- Stored dataset items -
•••

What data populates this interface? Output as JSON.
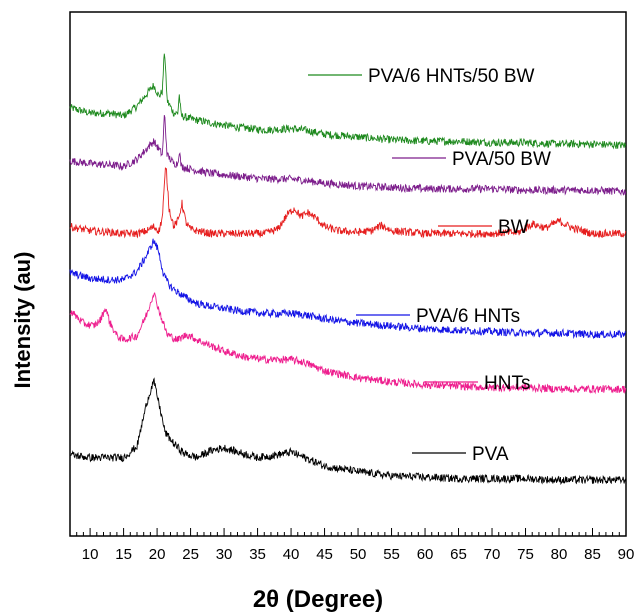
{
  "chart_data": {
    "type": "line",
    "xlabel": "2θ (Degree)",
    "ylabel": "Intensity (au)",
    "xlim": [
      7,
      90
    ],
    "x_ticks": [
      10,
      15,
      20,
      25,
      30,
      35,
      40,
      45,
      50,
      55,
      60,
      65,
      70,
      75,
      80,
      85,
      90
    ],
    "y_ticks": "none",
    "grid": false,
    "legend": "inline labels beside each trace",
    "series": [
      {
        "name": "PVA/6 HNTs/50 BW",
        "color": "#1f8a1f",
        "points": [
          [
            7,
            0.9
          ],
          [
            10,
            0.86
          ],
          [
            13,
            0.86
          ],
          [
            15,
            0.84
          ],
          [
            17,
            0.91
          ],
          [
            18.5,
            1.0
          ],
          [
            19.5,
            1.06
          ],
          [
            20.3,
            0.98
          ],
          [
            20.8,
            1.02
          ],
          [
            21.1,
            1.32
          ],
          [
            21.5,
            0.95
          ],
          [
            22.5,
            0.86
          ],
          [
            23.1,
            0.86
          ],
          [
            23.3,
            1.0
          ],
          [
            23.6,
            0.84
          ],
          [
            25,
            0.82
          ],
          [
            28,
            0.79
          ],
          [
            32,
            0.76
          ],
          [
            36,
            0.74
          ],
          [
            40,
            0.75
          ],
          [
            42,
            0.74
          ],
          [
            45,
            0.71
          ],
          [
            50,
            0.69
          ],
          [
            55,
            0.67
          ],
          [
            60,
            0.66
          ],
          [
            65,
            0.66
          ],
          [
            70,
            0.65
          ],
          [
            75,
            0.65
          ],
          [
            80,
            0.64
          ],
          [
            85,
            0.64
          ],
          [
            90,
            0.63
          ]
        ]
      },
      {
        "name": "PVA/50 BW",
        "color": "#7d1e8c",
        "points": [
          [
            7,
            0.52
          ],
          [
            10,
            0.5
          ],
          [
            13,
            0.49
          ],
          [
            15,
            0.48
          ],
          [
            17,
            0.53
          ],
          [
            18.5,
            0.61
          ],
          [
            19.5,
            0.66
          ],
          [
            20.3,
            0.6
          ],
          [
            20.8,
            0.56
          ],
          [
            21.1,
            0.86
          ],
          [
            21.5,
            0.56
          ],
          [
            22.5,
            0.5
          ],
          [
            23.1,
            0.5
          ],
          [
            23.3,
            0.6
          ],
          [
            23.6,
            0.48
          ],
          [
            25,
            0.46
          ],
          [
            28,
            0.43
          ],
          [
            32,
            0.41
          ],
          [
            36,
            0.39
          ],
          [
            40,
            0.39
          ],
          [
            42,
            0.38
          ],
          [
            45,
            0.36
          ],
          [
            50,
            0.34
          ],
          [
            55,
            0.33
          ],
          [
            60,
            0.32
          ],
          [
            65,
            0.32
          ],
          [
            70,
            0.32
          ],
          [
            75,
            0.31
          ],
          [
            80,
            0.31
          ],
          [
            85,
            0.31
          ],
          [
            90,
            0.3
          ]
        ]
      },
      {
        "name": "BW",
        "color": "#e61e1e",
        "points": [
          [
            7,
            0.05
          ],
          [
            10,
            0.02
          ],
          [
            13,
            0.01
          ],
          [
            15,
            0.0
          ],
          [
            17,
            0.0
          ],
          [
            18.5,
            0.02
          ],
          [
            19.5,
            0.05
          ],
          [
            20.3,
            0.02
          ],
          [
            20.8,
            0.12
          ],
          [
            21.3,
            0.5
          ],
          [
            21.8,
            0.18
          ],
          [
            22.5,
            0.05
          ],
          [
            23.2,
            0.1
          ],
          [
            23.7,
            0.22
          ],
          [
            24.3,
            0.08
          ],
          [
            25,
            0.03
          ],
          [
            28,
            0.0
          ],
          [
            32,
            0.0
          ],
          [
            36,
            0.0
          ],
          [
            38,
            0.03
          ],
          [
            39.5,
            0.14
          ],
          [
            40.5,
            0.18
          ],
          [
            41.5,
            0.12
          ],
          [
            42.5,
            0.15
          ],
          [
            43.5,
            0.12
          ],
          [
            45,
            0.05
          ],
          [
            47,
            0.02
          ],
          [
            50,
            0.01
          ],
          [
            52,
            0.02
          ],
          [
            53.5,
            0.06
          ],
          [
            55,
            0.02
          ],
          [
            60,
            0.0
          ],
          [
            65,
            0.0
          ],
          [
            70,
            0.0
          ],
          [
            74,
            0.01
          ],
          [
            76,
            0.07
          ],
          [
            78,
            0.04
          ],
          [
            80,
            0.09
          ],
          [
            82,
            0.04
          ],
          [
            85,
            0.0
          ],
          [
            90,
            0.0
          ]
        ]
      },
      {
        "name": "PVA/6 HNTs",
        "color": "#1414e6",
        "points": [
          [
            7,
            -0.28
          ],
          [
            10,
            -0.32
          ],
          [
            13,
            -0.33
          ],
          [
            15,
            -0.33
          ],
          [
            17,
            -0.27
          ],
          [
            18.5,
            -0.15
          ],
          [
            19.5,
            -0.05
          ],
          [
            20.2,
            -0.12
          ],
          [
            21,
            -0.3
          ],
          [
            22,
            -0.38
          ],
          [
            24,
            -0.45
          ],
          [
            26,
            -0.5
          ],
          [
            28,
            -0.52
          ],
          [
            32,
            -0.55
          ],
          [
            36,
            -0.57
          ],
          [
            40,
            -0.57
          ],
          [
            42,
            -0.58
          ],
          [
            45,
            -0.61
          ],
          [
            50,
            -0.64
          ],
          [
            55,
            -0.66
          ],
          [
            60,
            -0.68
          ],
          [
            65,
            -0.69
          ],
          [
            70,
            -0.7
          ],
          [
            75,
            -0.71
          ],
          [
            80,
            -0.71
          ],
          [
            85,
            -0.72
          ],
          [
            90,
            -0.72
          ]
        ]
      },
      {
        "name": "HNTs",
        "color": "#ee1e8e",
        "points": [
          [
            7,
            -0.55
          ],
          [
            9,
            -0.64
          ],
          [
            10.5,
            -0.66
          ],
          [
            11.5,
            -0.62
          ],
          [
            12.3,
            -0.53
          ],
          [
            13,
            -0.64
          ],
          [
            14,
            -0.73
          ],
          [
            15,
            -0.76
          ],
          [
            17,
            -0.73
          ],
          [
            18.5,
            -0.57
          ],
          [
            19.5,
            -0.42
          ],
          [
            20.5,
            -0.58
          ],
          [
            21.5,
            -0.72
          ],
          [
            23,
            -0.76
          ],
          [
            24.5,
            -0.72
          ],
          [
            26,
            -0.76
          ],
          [
            28,
            -0.8
          ],
          [
            30,
            -0.84
          ],
          [
            33,
            -0.88
          ],
          [
            36,
            -0.9
          ],
          [
            40,
            -0.9
          ],
          [
            42,
            -0.92
          ],
          [
            45,
            -0.98
          ],
          [
            50,
            -1.03
          ],
          [
            55,
            -1.06
          ],
          [
            60,
            -1.08
          ],
          [
            65,
            -1.09
          ],
          [
            70,
            -1.1
          ],
          [
            75,
            -1.1
          ],
          [
            80,
            -1.11
          ],
          [
            85,
            -1.11
          ],
          [
            90,
            -1.11
          ]
        ]
      },
      {
        "name": "PVA",
        "color": "#000000",
        "points": [
          [
            7,
            -1.58
          ],
          [
            10,
            -1.6
          ],
          [
            13,
            -1.6
          ],
          [
            15,
            -1.6
          ],
          [
            17,
            -1.52
          ],
          [
            18.5,
            -1.2
          ],
          [
            19.5,
            -1.05
          ],
          [
            20.3,
            -1.22
          ],
          [
            21.2,
            -1.42
          ],
          [
            22.5,
            -1.5
          ],
          [
            24,
            -1.57
          ],
          [
            26,
            -1.6
          ],
          [
            28,
            -1.55
          ],
          [
            30,
            -1.53
          ],
          [
            32,
            -1.56
          ],
          [
            35,
            -1.6
          ],
          [
            38,
            -1.58
          ],
          [
            40,
            -1.56
          ],
          [
            42,
            -1.6
          ],
          [
            45,
            -1.66
          ],
          [
            50,
            -1.7
          ],
          [
            55,
            -1.73
          ],
          [
            60,
            -1.74
          ],
          [
            65,
            -1.75
          ],
          [
            70,
            -1.75
          ],
          [
            75,
            -1.75
          ],
          [
            80,
            -1.76
          ],
          [
            85,
            -1.76
          ],
          [
            90,
            -1.76
          ]
        ]
      }
    ]
  }
}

•••

- Problem statement -
Copy out each line of the entries that holds "color".

- Answer to the task -
        "color": "#1f8a1f",
        "color": "#7d1e8c",
        "color": "#e61e1e",
        "color": "#1414e6",
        "color": "#ee1e8e",
        "color": "#000000",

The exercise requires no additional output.